Document extract
- - - -

Espousing his own regressive version of Maoist doctrine, Pol Pot insisted that Kampuchea return to the condition of a purely agrarian society in order to purify the Cambodian people and prepare them for collective progress; cities like Phnom Pehn were therefore to be evacuated, and all modern technology was forbidden throughout the country unless approved by the central committee. The Khmer Rouge divided the Cambodian population into three classes -- “full-rights,” “candidates,” and “depositees” (or “New People”). The later category included intellectuals, journalists, Buddhists monks, anyone who had contact with the West, people with glasses, people with disabilities, and ethnic Lao, Chinese and Vietnamese people. It also included everyone living in the regions of the country not controlled by the Khmer Rouge before 1975.

- - - -

Required actions
**1)** List the classes into which the Khmer Rouge divided the Cambodian population, according to the passage on Pol Pot's Kampuchea.
**2)** According to the passage on Pol Pot's Kampuchea, why were cities like Phnom Pehn to be evacuated? Answer in one to three sentences.
**3)** Pick up the passage on the Khmer Rouge's rule of Kampuchea after its final sentence and continue it.

- - - -

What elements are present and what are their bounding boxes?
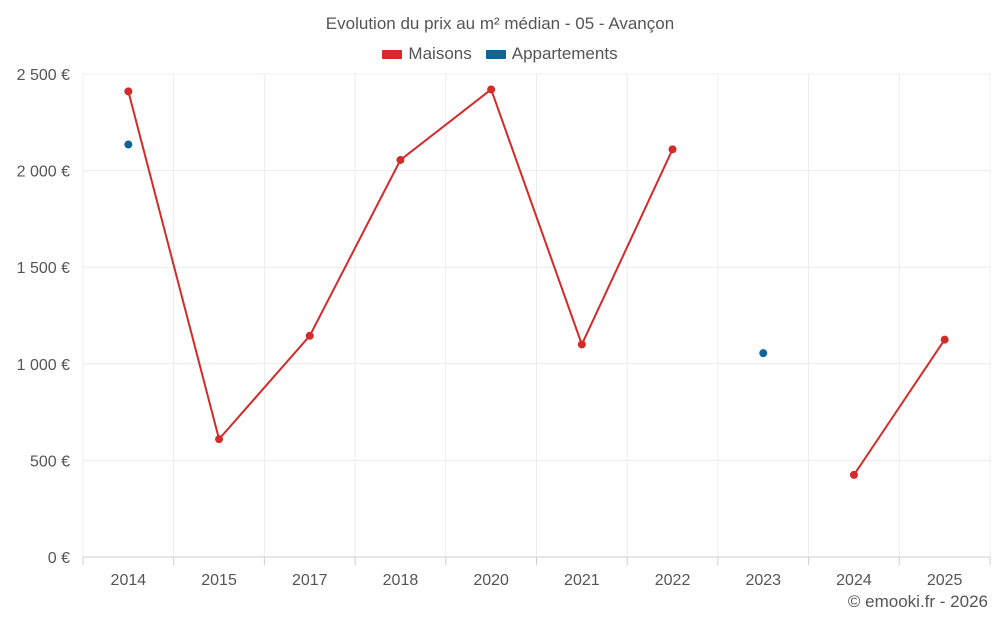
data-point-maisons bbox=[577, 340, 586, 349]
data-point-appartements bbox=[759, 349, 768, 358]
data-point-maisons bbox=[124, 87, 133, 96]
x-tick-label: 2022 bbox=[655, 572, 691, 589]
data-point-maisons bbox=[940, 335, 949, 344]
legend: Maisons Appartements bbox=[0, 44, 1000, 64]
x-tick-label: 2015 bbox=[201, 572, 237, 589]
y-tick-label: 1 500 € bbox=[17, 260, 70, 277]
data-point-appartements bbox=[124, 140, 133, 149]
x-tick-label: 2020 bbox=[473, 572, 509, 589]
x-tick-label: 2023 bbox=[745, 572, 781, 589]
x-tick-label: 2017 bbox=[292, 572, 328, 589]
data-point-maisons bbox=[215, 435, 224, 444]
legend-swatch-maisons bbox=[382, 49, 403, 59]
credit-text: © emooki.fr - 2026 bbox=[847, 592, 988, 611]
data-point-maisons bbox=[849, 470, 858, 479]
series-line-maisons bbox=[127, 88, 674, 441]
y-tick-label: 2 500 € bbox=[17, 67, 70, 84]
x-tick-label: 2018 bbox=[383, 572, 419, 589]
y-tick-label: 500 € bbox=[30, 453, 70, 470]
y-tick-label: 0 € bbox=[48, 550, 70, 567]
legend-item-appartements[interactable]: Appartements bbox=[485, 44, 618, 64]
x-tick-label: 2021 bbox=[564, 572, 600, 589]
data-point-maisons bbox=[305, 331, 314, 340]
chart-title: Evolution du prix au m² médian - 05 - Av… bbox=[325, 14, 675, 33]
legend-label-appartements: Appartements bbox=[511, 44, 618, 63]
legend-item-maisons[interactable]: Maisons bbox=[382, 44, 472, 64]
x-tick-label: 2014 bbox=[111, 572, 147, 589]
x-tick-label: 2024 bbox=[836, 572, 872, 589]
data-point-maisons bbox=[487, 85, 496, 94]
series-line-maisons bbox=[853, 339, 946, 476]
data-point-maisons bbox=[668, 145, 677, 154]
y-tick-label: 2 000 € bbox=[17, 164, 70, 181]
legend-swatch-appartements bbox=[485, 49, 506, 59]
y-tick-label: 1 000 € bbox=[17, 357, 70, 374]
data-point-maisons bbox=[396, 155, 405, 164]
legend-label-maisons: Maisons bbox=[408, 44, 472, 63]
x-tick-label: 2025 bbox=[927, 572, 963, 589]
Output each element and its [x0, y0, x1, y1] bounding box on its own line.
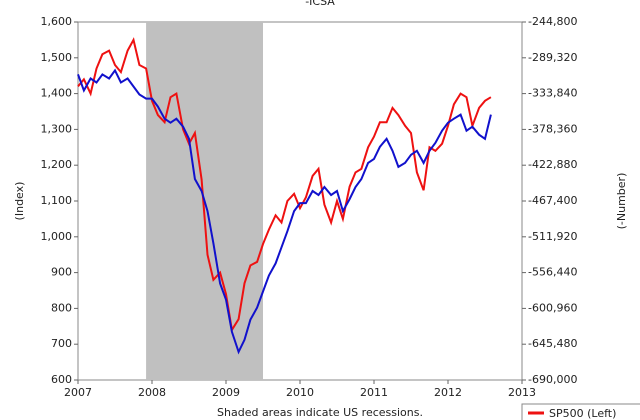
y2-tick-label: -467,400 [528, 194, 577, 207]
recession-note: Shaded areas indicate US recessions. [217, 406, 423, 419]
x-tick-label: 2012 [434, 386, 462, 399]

- - - -

Results by task
**1)**
- "full-rights"
- "candidates"
- "depositees" (or "New People")

**2)** Pol Pot insisted that Kampuchea return to a purely agrarian society to purify the Cambodian people and prepare them for collective progress. The evacuation of cities like Phnom Pehn followed from that aim.

**3)**
The “New People,” who numbered in the millions, were deemed enemies of Pol Pot’s revolution and were rounded up into camps, separated from their families, subjected to torture and forced labor, deliberately starved and then killed by the hundreds of thousands in mass graves they had dug with their own hands. As the Khmer Rouge explained, “To keep you is no benefit, to destroy you is no loss.” Teeda Mutt Mam, one of the “New People” to survive of the killing fields, has written that
we were not allowed to cry or show any grief when they took away our loved ones. A man would be killed if he lost an ox he was assigned to tend. A woman would be killed if she was too tired to work. Human life wasn’t even worth a bullet. They clubbed us in the back of our necks and pushed us down to smother us and let us die in a deep hole with hundreds of other bodies.

They told us we were void. We were less than a grain of rice in a large pile.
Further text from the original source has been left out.